> [Exercise objective] Using the material below, copy every line where "median" appears.

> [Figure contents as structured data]

────────────────────

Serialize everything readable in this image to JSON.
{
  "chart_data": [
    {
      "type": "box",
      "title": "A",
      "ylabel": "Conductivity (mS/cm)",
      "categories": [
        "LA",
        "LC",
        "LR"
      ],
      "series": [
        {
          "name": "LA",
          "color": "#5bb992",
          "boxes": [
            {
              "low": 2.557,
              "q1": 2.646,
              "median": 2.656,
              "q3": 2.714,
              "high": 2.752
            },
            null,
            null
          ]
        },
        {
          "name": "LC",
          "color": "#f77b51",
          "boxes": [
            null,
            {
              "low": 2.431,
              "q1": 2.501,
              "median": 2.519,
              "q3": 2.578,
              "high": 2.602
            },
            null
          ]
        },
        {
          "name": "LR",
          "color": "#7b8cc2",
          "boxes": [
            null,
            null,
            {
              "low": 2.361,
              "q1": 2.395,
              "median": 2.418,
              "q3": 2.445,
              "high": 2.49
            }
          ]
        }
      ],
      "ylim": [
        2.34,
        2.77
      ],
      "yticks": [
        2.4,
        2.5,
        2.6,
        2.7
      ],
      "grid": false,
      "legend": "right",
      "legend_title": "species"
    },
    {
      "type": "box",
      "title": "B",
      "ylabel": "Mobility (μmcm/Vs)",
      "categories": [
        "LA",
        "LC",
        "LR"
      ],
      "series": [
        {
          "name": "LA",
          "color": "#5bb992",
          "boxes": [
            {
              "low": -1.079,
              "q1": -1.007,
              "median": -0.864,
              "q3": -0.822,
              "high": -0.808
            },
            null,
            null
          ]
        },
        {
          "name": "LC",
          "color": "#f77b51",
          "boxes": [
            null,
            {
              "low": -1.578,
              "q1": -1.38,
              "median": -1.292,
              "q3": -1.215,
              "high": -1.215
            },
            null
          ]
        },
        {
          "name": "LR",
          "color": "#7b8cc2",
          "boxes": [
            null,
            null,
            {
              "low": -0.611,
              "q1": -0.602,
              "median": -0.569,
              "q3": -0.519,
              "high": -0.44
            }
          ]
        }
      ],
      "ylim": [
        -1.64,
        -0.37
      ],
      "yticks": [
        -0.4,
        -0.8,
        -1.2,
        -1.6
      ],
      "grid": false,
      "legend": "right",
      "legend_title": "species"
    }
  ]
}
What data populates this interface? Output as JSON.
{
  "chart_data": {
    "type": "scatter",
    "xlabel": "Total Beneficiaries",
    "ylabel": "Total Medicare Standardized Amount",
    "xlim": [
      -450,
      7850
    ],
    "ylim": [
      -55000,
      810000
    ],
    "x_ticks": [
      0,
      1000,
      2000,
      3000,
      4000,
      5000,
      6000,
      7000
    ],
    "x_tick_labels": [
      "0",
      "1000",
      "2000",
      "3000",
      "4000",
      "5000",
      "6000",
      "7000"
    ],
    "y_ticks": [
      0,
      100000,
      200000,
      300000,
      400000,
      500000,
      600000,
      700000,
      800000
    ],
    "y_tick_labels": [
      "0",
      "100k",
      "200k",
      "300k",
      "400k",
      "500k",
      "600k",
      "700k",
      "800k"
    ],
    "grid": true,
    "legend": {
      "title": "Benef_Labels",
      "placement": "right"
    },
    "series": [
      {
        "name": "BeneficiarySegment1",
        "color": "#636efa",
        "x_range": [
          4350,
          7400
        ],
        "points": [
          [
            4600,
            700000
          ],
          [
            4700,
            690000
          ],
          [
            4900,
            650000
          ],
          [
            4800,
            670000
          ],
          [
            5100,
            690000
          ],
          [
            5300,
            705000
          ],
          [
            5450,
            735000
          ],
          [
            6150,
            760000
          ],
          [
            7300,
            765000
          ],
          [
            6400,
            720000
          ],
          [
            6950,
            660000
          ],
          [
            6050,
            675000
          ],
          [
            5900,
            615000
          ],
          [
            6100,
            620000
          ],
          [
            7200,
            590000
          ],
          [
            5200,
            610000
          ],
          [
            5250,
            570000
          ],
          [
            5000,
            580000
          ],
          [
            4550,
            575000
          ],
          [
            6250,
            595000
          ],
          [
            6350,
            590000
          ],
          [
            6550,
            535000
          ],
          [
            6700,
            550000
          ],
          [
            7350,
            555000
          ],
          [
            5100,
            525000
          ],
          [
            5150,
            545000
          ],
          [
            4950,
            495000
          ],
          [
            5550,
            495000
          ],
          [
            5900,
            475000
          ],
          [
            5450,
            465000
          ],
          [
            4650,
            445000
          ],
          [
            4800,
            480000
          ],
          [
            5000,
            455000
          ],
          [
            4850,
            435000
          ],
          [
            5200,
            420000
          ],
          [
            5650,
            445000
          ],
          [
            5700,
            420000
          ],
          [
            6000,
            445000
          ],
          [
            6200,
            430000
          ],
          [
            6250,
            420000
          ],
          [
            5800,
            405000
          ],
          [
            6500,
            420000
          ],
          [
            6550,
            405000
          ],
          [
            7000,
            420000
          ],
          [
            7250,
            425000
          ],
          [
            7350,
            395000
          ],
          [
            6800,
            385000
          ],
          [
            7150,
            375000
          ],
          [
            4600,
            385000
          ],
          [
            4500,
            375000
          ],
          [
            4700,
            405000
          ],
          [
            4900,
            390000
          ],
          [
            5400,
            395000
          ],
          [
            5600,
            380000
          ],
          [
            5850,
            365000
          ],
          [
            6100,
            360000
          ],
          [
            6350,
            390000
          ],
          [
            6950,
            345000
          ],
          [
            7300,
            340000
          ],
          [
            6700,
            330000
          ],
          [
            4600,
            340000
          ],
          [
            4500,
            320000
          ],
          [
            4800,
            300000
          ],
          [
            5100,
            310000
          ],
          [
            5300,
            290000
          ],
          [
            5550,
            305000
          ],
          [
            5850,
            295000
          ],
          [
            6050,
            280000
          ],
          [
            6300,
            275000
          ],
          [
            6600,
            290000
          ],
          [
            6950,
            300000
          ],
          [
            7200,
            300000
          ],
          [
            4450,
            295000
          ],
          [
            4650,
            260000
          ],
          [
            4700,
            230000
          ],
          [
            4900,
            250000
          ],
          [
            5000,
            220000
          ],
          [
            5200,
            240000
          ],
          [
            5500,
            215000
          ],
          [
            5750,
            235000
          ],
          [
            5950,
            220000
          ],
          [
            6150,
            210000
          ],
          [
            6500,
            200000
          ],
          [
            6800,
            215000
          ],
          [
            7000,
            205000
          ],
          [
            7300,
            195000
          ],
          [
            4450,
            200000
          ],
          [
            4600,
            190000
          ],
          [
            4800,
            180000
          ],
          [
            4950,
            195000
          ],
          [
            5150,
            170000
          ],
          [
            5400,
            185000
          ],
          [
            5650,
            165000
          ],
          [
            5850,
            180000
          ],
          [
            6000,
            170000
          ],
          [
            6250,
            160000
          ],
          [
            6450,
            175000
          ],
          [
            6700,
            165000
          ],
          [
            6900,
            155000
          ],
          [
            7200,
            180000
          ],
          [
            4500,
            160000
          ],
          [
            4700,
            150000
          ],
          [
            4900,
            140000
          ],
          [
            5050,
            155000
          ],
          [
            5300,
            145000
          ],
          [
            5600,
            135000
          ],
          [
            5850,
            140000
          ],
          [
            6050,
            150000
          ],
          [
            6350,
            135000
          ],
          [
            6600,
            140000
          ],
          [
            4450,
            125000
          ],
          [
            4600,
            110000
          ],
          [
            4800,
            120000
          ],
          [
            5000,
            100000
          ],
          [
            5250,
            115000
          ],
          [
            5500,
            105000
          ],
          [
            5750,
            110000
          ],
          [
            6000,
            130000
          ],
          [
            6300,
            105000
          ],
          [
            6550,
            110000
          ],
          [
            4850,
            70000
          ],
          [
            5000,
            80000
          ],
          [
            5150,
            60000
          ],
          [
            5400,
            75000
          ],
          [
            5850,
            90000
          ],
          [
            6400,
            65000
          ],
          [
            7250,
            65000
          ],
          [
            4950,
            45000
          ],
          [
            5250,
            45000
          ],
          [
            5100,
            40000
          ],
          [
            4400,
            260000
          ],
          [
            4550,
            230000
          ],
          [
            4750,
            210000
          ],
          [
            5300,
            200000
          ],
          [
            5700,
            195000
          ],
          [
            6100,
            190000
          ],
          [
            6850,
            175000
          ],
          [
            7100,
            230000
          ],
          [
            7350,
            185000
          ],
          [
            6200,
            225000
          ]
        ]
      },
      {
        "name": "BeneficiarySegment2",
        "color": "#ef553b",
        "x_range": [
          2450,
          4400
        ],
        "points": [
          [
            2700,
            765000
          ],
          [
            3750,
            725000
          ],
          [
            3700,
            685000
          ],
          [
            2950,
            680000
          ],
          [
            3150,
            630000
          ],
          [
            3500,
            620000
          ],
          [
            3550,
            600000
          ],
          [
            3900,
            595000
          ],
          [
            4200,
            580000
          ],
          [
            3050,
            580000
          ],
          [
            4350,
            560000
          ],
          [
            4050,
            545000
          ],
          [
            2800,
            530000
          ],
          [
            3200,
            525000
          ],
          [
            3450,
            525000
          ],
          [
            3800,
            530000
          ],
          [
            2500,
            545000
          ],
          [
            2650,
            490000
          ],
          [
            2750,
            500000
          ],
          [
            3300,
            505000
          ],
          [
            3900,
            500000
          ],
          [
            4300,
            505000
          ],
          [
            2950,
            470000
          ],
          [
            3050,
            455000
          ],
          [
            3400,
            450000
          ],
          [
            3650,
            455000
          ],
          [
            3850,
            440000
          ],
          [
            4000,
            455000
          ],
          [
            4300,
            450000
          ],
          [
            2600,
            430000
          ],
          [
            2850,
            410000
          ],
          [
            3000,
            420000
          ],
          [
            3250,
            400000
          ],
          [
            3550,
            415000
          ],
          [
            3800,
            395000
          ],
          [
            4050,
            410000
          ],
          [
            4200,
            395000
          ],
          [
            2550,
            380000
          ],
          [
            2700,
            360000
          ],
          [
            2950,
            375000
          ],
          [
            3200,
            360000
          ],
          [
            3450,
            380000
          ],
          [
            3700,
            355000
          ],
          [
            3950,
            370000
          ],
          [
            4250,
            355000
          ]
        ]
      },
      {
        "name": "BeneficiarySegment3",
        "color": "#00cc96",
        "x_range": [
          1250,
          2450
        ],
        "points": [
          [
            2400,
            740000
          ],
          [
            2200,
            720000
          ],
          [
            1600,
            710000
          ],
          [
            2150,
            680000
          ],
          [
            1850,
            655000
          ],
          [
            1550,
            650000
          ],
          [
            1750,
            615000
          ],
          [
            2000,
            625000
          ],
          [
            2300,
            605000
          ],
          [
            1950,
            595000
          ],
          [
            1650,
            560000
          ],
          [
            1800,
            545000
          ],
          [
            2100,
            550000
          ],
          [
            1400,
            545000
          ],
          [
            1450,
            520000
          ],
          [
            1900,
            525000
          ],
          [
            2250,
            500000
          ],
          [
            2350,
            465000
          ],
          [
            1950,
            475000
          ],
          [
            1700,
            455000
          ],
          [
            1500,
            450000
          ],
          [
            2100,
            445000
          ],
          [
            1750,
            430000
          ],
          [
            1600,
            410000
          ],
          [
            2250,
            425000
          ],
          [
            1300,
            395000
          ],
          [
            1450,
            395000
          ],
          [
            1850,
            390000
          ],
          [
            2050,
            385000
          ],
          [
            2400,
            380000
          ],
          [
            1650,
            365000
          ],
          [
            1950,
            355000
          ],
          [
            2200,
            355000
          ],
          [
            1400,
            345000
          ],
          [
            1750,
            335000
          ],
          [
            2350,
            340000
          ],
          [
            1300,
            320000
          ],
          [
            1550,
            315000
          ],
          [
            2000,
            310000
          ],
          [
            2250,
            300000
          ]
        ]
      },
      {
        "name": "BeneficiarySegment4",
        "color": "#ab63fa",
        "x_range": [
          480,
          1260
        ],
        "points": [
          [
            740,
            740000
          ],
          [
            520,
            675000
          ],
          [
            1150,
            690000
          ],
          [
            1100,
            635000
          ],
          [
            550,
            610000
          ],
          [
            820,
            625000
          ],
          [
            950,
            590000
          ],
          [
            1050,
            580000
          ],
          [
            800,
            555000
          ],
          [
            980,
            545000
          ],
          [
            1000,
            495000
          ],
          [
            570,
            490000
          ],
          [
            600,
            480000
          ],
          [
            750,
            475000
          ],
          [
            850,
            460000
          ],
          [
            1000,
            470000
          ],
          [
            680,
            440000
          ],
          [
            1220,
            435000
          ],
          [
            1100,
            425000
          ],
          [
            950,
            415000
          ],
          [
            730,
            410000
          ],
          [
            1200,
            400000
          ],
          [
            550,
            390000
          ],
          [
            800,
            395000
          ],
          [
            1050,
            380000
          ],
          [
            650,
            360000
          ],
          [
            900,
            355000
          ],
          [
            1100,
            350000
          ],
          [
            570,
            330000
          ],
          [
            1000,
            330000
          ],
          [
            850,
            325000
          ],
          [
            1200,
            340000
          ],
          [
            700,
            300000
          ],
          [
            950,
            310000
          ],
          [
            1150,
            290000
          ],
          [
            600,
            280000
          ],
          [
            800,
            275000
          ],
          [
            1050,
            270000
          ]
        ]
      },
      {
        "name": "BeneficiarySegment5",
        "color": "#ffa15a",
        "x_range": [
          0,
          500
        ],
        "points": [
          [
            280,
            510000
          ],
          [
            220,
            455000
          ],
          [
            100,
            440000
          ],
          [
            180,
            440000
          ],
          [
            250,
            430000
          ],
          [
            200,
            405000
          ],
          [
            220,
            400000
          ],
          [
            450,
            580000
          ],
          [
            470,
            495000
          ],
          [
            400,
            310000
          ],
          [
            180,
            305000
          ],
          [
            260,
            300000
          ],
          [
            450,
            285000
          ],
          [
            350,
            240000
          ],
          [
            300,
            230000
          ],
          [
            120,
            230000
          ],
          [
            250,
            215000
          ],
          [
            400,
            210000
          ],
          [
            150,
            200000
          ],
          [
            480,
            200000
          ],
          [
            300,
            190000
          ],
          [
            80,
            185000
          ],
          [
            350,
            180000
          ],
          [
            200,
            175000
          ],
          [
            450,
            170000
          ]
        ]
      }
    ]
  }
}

────────────────────

> [Solution to this task]
              "median": 2.656,
              "median": 2.519,
              "median": 2.418,
              "median": -0.864,
              "median": -1.292,
              "median": -0.569,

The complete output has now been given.